- **EXTRACTED ENTRIES**
● ● ● ● ● ● ●
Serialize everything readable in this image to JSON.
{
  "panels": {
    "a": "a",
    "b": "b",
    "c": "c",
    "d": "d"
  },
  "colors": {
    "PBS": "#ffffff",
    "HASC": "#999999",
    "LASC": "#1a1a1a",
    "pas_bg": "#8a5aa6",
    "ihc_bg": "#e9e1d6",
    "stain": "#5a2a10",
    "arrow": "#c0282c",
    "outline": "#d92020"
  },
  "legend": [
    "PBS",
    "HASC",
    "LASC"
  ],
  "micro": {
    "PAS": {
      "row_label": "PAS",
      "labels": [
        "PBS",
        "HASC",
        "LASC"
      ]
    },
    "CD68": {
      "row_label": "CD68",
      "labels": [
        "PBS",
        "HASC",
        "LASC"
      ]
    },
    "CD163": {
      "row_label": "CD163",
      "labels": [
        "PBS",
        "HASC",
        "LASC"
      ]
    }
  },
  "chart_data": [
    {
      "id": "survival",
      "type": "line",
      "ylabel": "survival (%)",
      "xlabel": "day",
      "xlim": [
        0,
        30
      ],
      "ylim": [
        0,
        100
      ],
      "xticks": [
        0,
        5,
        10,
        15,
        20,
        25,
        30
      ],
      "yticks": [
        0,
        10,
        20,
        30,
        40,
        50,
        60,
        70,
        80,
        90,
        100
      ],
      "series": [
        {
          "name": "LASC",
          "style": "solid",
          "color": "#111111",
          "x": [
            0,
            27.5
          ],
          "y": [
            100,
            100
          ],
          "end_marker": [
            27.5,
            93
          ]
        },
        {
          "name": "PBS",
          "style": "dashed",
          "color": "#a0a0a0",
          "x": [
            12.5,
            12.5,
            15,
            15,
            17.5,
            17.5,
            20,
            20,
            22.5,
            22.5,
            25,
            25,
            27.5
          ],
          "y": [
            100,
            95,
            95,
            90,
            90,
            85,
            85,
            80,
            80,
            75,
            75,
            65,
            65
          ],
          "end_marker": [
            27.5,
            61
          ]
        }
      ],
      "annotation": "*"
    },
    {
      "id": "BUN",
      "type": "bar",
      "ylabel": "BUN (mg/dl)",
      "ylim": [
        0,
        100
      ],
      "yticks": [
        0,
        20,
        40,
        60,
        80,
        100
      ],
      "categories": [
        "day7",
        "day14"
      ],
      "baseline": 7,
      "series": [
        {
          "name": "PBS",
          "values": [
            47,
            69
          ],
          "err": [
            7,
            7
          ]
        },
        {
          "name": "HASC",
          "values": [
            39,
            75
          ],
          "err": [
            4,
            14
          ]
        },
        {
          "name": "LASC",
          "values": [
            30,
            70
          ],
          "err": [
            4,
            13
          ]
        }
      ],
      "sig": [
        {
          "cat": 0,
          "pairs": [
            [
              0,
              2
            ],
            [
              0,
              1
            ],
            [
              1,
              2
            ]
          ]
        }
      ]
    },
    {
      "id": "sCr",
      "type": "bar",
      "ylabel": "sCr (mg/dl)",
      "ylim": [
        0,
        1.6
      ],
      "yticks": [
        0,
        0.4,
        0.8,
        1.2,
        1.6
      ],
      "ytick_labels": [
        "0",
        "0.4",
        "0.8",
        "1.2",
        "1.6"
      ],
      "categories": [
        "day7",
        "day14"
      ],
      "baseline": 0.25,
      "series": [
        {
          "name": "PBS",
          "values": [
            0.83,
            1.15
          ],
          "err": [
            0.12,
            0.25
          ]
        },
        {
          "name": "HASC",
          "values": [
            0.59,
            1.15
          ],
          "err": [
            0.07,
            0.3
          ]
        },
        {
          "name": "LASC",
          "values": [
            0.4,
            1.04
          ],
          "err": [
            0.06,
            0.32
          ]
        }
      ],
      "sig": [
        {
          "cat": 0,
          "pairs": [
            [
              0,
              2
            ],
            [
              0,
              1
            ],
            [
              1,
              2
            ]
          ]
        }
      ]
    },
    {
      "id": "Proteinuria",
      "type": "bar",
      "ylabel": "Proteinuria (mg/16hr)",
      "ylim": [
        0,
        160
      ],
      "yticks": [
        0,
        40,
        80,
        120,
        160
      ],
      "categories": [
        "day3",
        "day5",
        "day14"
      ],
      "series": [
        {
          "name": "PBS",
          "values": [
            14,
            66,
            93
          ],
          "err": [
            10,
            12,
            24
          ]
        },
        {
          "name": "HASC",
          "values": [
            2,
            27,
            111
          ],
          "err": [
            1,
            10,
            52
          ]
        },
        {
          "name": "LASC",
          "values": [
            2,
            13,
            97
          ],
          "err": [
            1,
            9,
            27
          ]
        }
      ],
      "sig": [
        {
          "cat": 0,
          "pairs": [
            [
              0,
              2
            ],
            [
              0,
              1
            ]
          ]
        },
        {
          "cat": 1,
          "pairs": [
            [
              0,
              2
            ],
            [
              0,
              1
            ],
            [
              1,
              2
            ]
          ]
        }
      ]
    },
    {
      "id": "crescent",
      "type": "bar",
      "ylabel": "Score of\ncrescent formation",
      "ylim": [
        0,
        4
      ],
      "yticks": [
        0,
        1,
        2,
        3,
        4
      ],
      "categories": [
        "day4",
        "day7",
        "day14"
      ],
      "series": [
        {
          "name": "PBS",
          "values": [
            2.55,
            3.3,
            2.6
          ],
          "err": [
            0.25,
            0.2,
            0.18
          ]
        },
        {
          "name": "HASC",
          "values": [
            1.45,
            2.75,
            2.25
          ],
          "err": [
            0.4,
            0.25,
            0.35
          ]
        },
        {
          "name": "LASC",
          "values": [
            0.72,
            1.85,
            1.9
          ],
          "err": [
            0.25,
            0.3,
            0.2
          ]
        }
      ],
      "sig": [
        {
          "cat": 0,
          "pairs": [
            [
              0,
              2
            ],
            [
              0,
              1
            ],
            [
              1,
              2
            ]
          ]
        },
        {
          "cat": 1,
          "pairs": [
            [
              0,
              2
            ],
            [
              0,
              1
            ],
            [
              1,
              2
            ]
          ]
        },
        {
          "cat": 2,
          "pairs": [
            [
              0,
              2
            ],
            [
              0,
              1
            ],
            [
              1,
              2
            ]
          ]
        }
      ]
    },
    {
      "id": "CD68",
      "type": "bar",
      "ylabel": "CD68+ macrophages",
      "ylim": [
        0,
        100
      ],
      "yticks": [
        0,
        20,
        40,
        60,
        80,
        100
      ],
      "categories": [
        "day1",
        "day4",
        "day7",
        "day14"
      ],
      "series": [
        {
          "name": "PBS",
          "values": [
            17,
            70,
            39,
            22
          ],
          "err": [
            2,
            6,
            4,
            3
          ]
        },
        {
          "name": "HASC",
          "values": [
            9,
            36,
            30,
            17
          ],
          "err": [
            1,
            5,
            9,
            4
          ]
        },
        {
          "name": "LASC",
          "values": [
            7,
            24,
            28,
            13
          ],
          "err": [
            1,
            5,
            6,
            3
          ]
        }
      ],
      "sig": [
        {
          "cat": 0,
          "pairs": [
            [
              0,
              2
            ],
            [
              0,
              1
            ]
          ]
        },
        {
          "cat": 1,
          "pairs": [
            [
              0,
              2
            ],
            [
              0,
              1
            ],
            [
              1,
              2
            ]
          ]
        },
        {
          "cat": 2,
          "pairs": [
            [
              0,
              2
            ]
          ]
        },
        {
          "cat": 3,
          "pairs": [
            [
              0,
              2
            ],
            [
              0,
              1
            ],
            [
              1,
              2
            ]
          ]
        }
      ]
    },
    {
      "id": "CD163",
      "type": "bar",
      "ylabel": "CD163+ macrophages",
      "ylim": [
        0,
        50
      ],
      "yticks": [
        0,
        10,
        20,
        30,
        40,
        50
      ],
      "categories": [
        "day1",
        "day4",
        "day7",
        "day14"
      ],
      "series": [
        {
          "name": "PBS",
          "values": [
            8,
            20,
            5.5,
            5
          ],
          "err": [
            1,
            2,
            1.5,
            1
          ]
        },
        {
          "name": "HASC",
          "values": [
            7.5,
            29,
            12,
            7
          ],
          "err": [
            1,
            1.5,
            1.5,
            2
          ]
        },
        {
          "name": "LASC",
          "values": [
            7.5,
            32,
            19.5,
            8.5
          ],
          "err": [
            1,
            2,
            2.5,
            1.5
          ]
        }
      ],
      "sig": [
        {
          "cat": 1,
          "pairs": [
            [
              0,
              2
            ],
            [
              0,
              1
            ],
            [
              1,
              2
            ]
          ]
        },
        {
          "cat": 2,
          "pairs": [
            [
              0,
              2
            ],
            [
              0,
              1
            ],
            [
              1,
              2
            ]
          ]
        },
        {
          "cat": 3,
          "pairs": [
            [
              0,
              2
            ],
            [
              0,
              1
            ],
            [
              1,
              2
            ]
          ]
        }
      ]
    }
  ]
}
● ● ● ● ● ● ●
- **WHAT IS REQUIRED**
Look through the data and show every line containing "macrophages".

- **RESPONSE AREA**
      "ylabel": "CD68+ macrophages",
      "ylabel": "CD163+ macrophages",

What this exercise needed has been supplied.